Carry none of the pictures over; write out the complete data exactly.
--------------------------------------------------
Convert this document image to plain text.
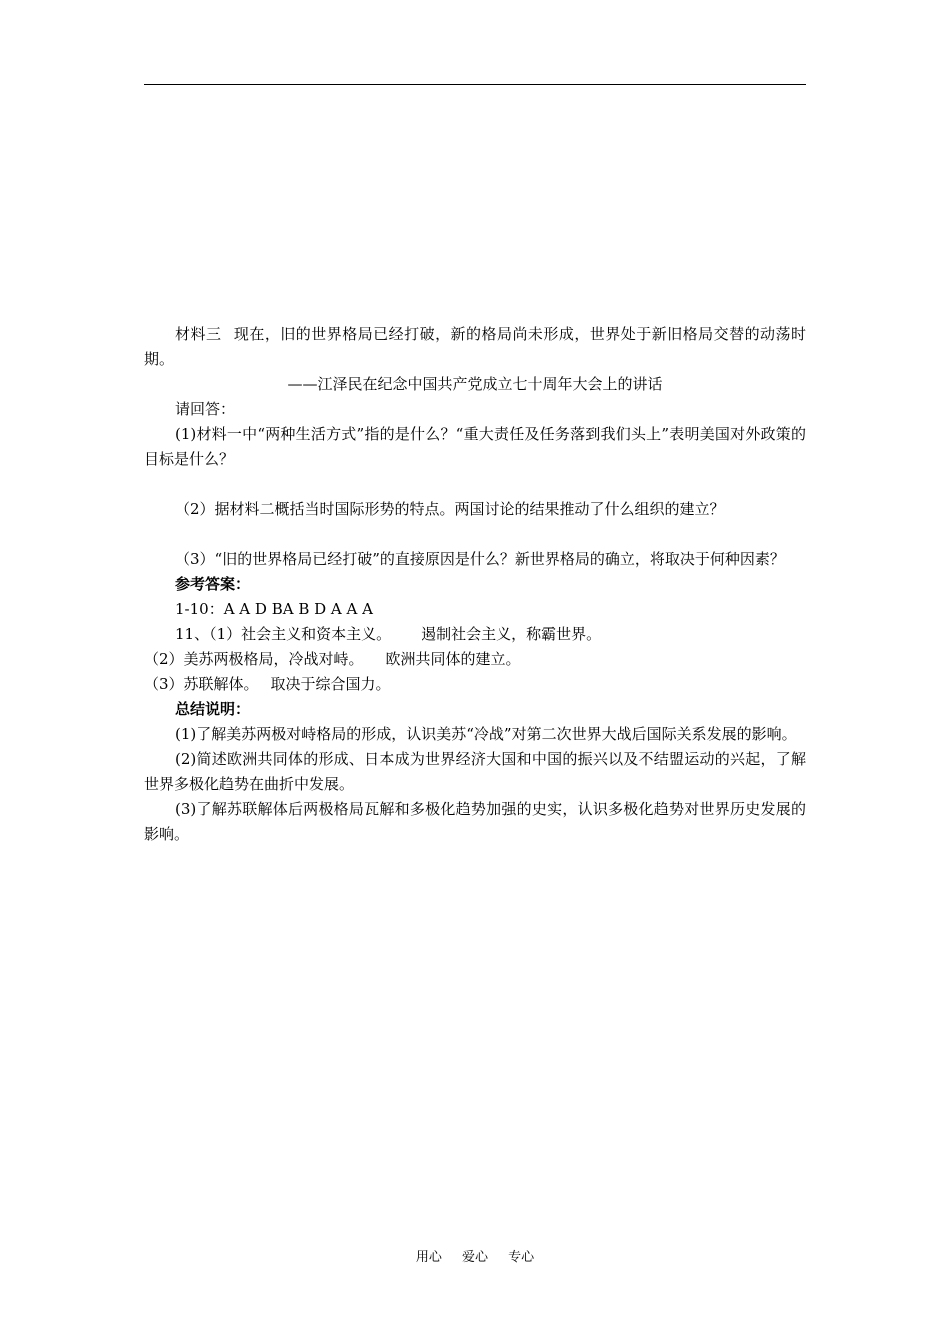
材料三 现在，旧的世界格局已经打破，新的格局尚未形成，世界处于新旧格局交替的动荡时期。

——江泽民在纪念中国共产党成立七十周年大会上的讲话

请回答：

(1)材料一中“两种生活方式”指的是什么？“重大责任及任务落到我们头上”表明美国对外政策的目标是什么？

（2）据材料二概括当时国际形势的特点。两国讨论的结果推动了什么组织的建立？

（3）“旧的世界格局已经打破”的直接原因是什么？新世界格局的确立，将取决于何种因素？

参考答案：

1-10：A A D BA B D A A A

11、（1）社会主义和资本主义。 遏制社会主义，称霸世界。

（2）美苏两极格局，冷战对峙。 欧洲共同体的建立。

（3）苏联解体。 取决于综合国力。

总结说明：

(1)了解美苏两极对峙格局的形成，认识美苏“冷战”对第二次世界大战后国际关系发展的影响。

(2)简述欧洲共同体的形成、日本成为世界经济大国和中国的振兴以及不结盟运动的兴起，了解世界多极化趋势在曲折中发展。

(3)了解苏联解体后两极格局瓦解和多极化趋势加强的史实，认识多极化趋势对世界历史发展的影响。

用心 爱心 专心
--------------------------------------------------
__OUTPUT OF THE EXERCISE__
Convert this document image to plain text.
材料三 现在，旧的世界格局已经打破，新的格局尚未形成，世界处于新旧格局交替的动荡时期。

——江泽民在纪念中国共产党成立七十周年大会上的讲话

请回答：

(1)材料一中“两种生活方式”指的是什么？“重大责任及任务落到我们头上”表明美国对外政策的目标是什么？

（2）据材料二概括当时国际形势的特点。两国讨论的结果推动了什么组织的建立？

（3）“旧的世界格局已经打破”的直接原因是什么？新世界格局的确立，将取决于何种因素？

参考答案：

1-10：A A D BA B D A A A

11、（1）社会主义和资本主义。 遏制社会主义，称霸世界。

（2）美苏两极格局，冷战对峙。 欧洲共同体的建立。

（3）苏联解体。 取决于综合国力。

总结说明：

(1)了解美苏两极对峙格局的形成，认识美苏“冷战”对第二次世界大战后国际关系发展的影响。

(2)简述欧洲共同体的形成、日本成为世界经济大国和中国的振兴以及不结盟运动的兴起，了解世界多极化趋势在曲折中发展。

(3)了解苏联解体后两极格局瓦解和多极化趋势加强的史实，认识多极化趋势对世界历史发展的影响。

用心 爱心 专心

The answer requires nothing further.